The entries below are to be transcribed in full, without their images.

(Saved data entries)

:::

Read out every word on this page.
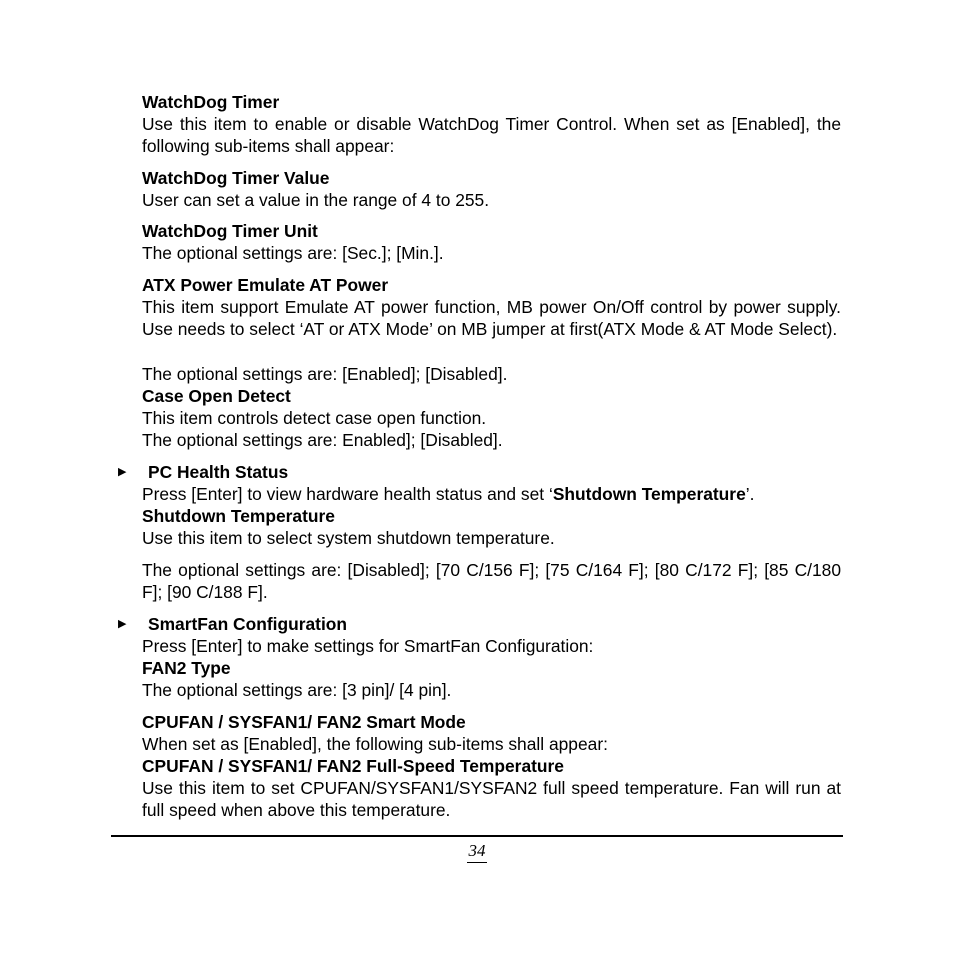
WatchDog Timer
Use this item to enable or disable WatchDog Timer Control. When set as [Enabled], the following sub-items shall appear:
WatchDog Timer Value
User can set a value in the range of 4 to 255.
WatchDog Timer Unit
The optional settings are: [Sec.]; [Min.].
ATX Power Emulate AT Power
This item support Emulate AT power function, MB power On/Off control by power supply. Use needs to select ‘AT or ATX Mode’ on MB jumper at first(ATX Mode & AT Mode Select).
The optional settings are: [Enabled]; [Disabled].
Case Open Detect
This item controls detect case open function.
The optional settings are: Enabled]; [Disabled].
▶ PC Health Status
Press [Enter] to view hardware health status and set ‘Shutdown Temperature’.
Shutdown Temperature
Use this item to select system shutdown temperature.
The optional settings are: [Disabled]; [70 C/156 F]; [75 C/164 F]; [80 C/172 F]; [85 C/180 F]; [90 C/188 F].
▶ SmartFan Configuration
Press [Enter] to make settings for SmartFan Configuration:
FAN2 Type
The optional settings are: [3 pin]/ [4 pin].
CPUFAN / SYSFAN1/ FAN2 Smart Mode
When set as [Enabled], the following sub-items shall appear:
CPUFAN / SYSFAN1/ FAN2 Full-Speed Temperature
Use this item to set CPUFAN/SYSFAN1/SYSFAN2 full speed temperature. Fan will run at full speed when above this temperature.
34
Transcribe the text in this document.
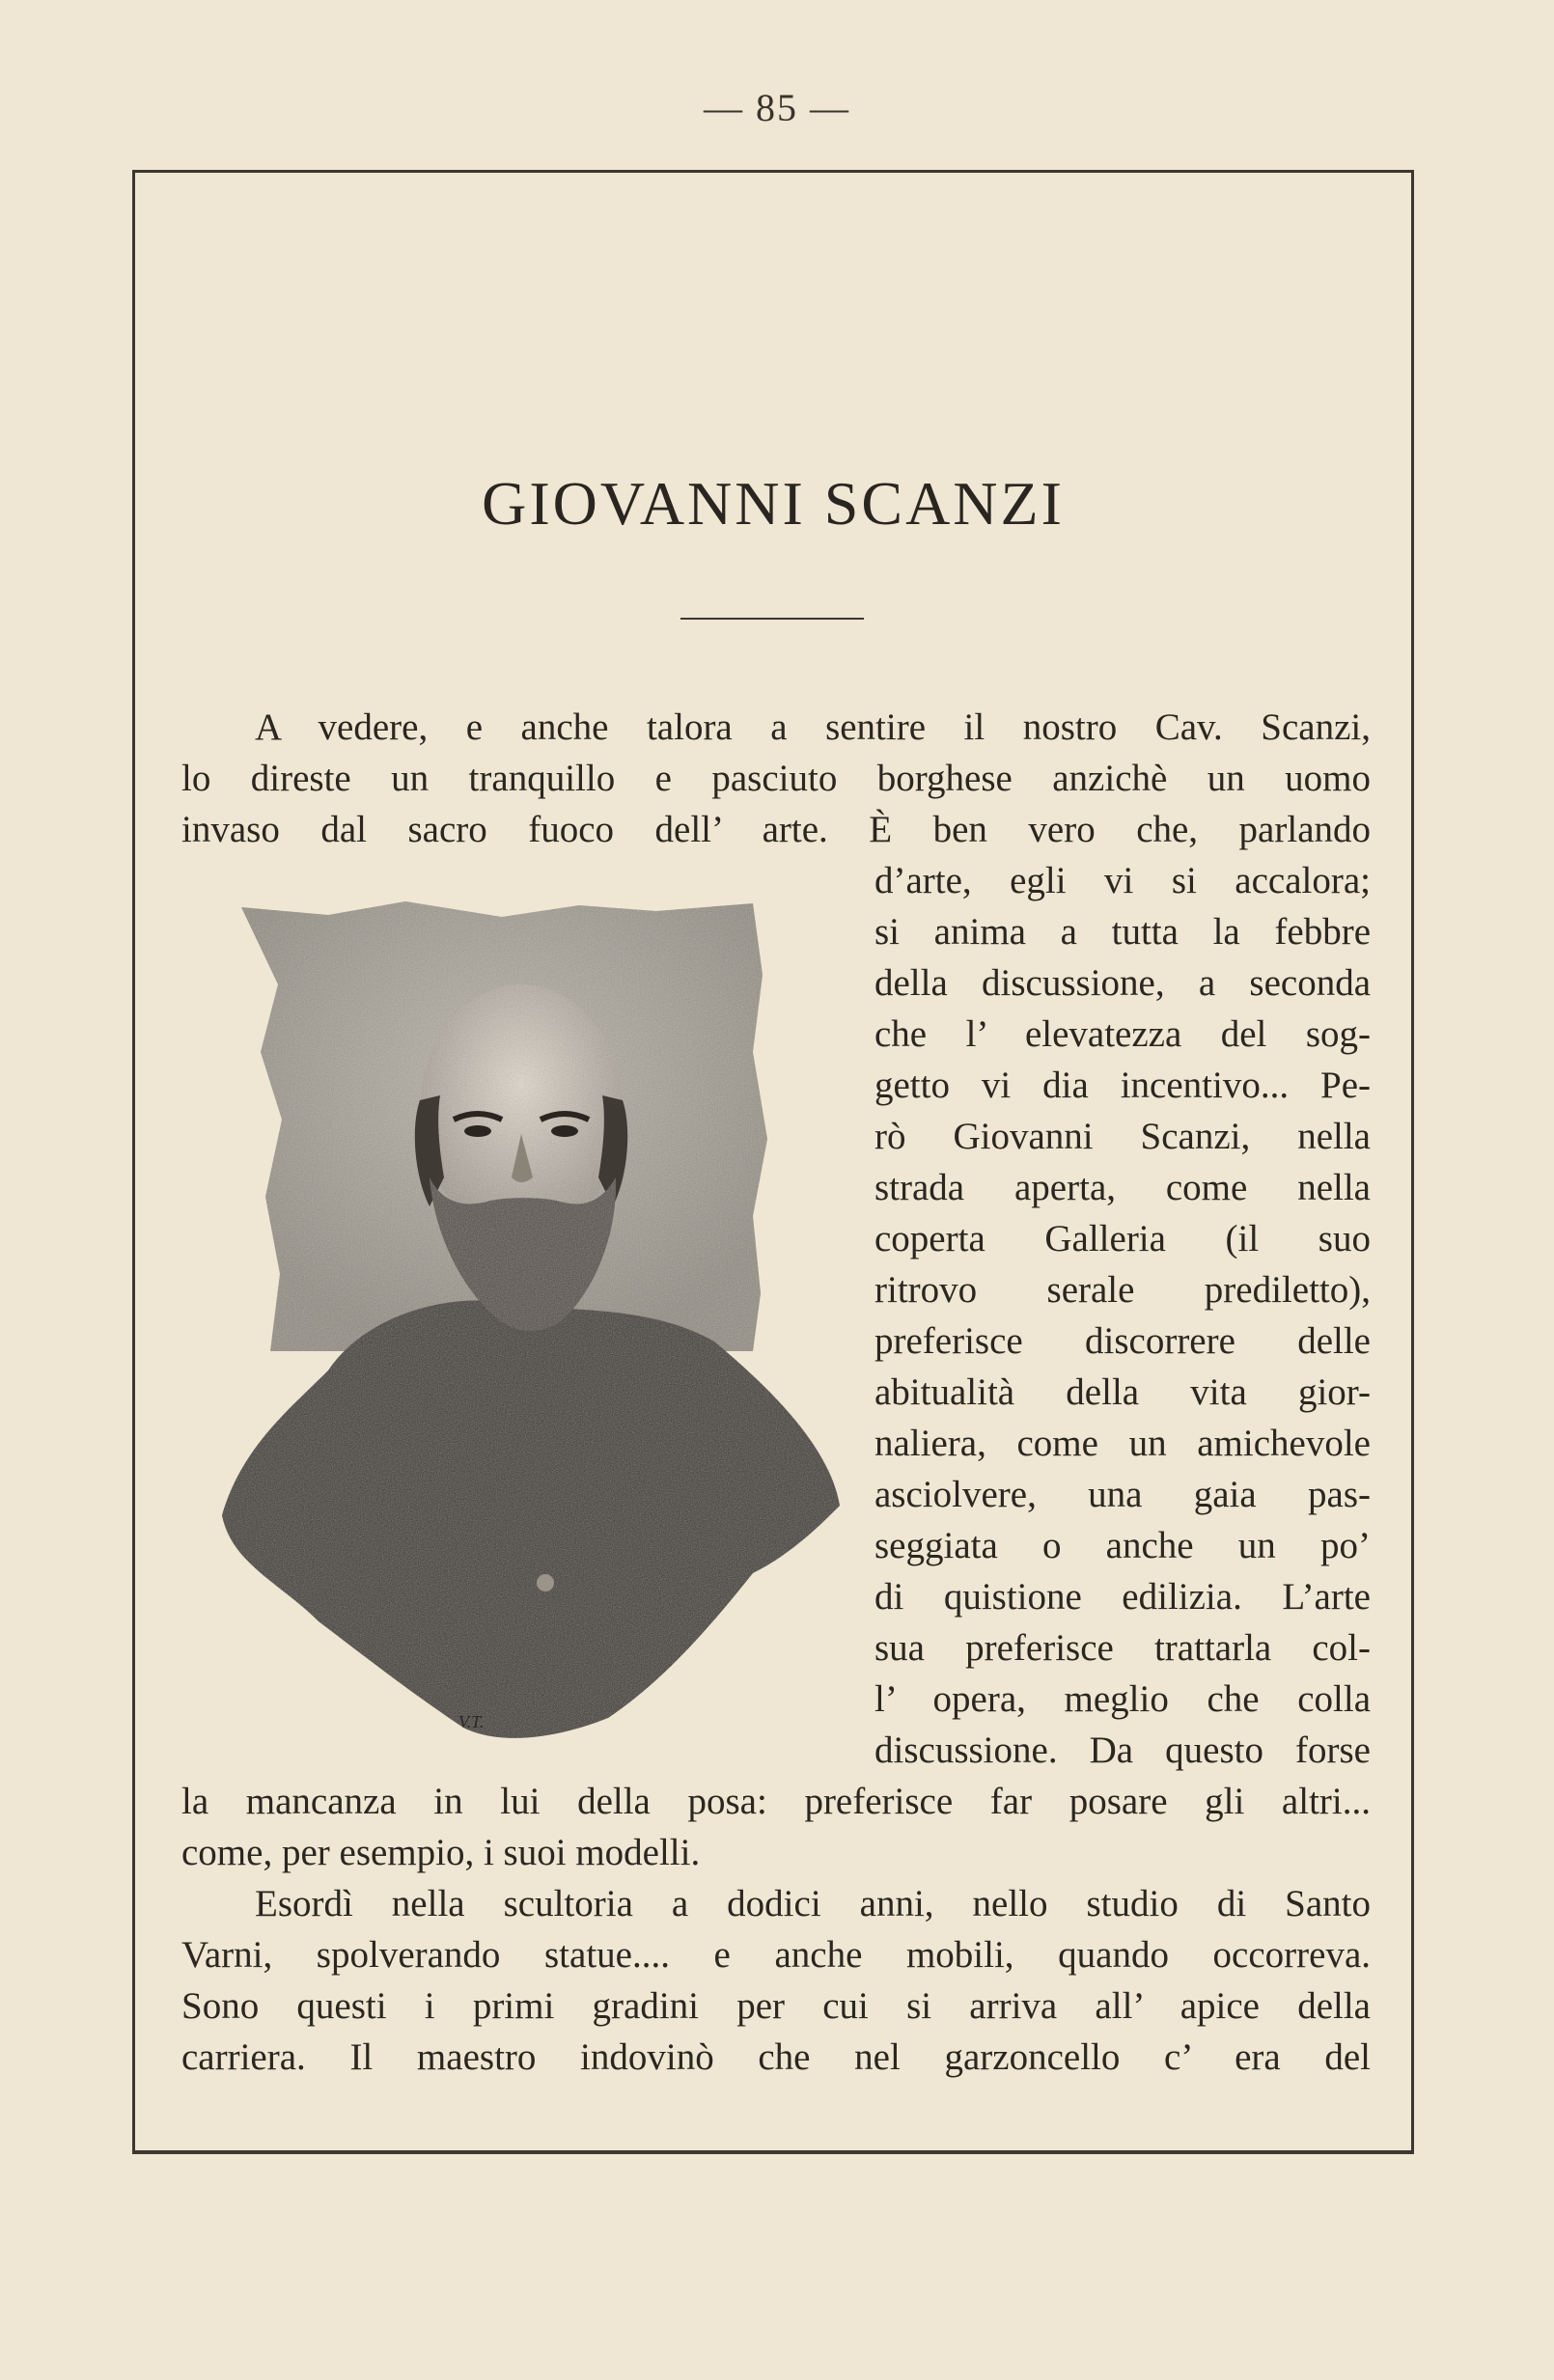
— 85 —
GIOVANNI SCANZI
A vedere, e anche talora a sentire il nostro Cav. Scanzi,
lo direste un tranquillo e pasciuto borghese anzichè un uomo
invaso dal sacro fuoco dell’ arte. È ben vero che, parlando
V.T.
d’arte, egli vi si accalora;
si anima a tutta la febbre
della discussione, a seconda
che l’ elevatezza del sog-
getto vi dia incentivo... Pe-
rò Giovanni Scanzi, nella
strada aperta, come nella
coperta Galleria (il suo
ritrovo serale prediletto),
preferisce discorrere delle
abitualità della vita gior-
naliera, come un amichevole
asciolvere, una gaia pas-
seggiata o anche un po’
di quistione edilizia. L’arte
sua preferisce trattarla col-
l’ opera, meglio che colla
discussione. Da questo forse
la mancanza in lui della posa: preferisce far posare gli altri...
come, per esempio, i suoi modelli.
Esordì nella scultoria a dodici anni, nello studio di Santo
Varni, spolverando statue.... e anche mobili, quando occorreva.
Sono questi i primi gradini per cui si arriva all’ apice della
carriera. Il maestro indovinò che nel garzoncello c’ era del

:::

Full response
Read out every word on this page.
WatchDog Timer
Use this item to enable or disable WatchDog Timer Control. When set as [Enabled], the following sub-items shall appear:
WatchDog Timer Value
User can set a value in the range of 4 to 255.
WatchDog Timer Unit
The optional settings are: [Sec.]; [Min.].
ATX Power Emulate AT Power
This item support Emulate AT power function, MB power On/Off control by power supply. Use needs to select ‘AT or ATX Mode’ on MB jumper at first(ATX Mode & AT Mode Select).
The optional settings are: [Enabled]; [Disabled].
Case Open Detect
This item controls detect case open function.
The optional settings are: Enabled]; [Disabled].
▶ PC Health Status
Press [Enter] to view hardware health status and set ‘Shutdown Temperature’.
Shutdown Temperature
Use this item to select system shutdown temperature.
The optional settings are: [Disabled]; [70 C/156 F]; [75 C/164 F]; [80 C/172 F]; [85 C/180 F]; [90 C/188 F].
▶ SmartFan Configuration
Press [Enter] to make settings for SmartFan Configuration:
FAN2 Type
The optional settings are: [3 pin]/ [4 pin].
CPUFAN / SYSFAN1/ FAN2 Smart Mode
When set as [Enabled], the following sub-items shall appear:
CPUFAN / SYSFAN1/ FAN2 Full-Speed Temperature
Use this item to set CPUFAN/SYSFAN1/SYSFAN2 full speed temperature. Fan will run at full speed when above this temperature.
34
Transcribe the text in this document.
— 85 —
GIOVANNI SCANZI
A vedere, e anche talora a sentire il nostro Cav. Scanzi,
lo direste un tranquillo e pasciuto borghese anzichè un uomo
invaso dal sacro fuoco dell’ arte. È ben vero che, parlando
V.T.
d’arte, egli vi si accalora;
si anima a tutta la febbre
della discussione, a seconda
che l’ elevatezza del sog-
getto vi dia incentivo... Pe-
rò Giovanni Scanzi, nella
strada aperta, come nella
coperta Galleria (il suo
ritrovo serale prediletto),
preferisce discorrere delle
abitualità della vita gior-
naliera, come un amichevole
asciolvere, una gaia pas-
seggiata o anche un po’
di quistione edilizia. L’arte
sua preferisce trattarla col-
l’ opera, meglio che colla
discussione. Da questo forse
la mancanza in lui della posa: preferisce far posare gli altri...
come, per esempio, i suoi modelli.
Esordì nella scultoria a dodici anni, nello studio di Santo
Varni, spolverando statue.... e anche mobili, quando occorreva.
Sono questi i primi gradini per cui si arriva all’ apice della
carriera. Il maestro indovinò che nel garzoncello c’ era del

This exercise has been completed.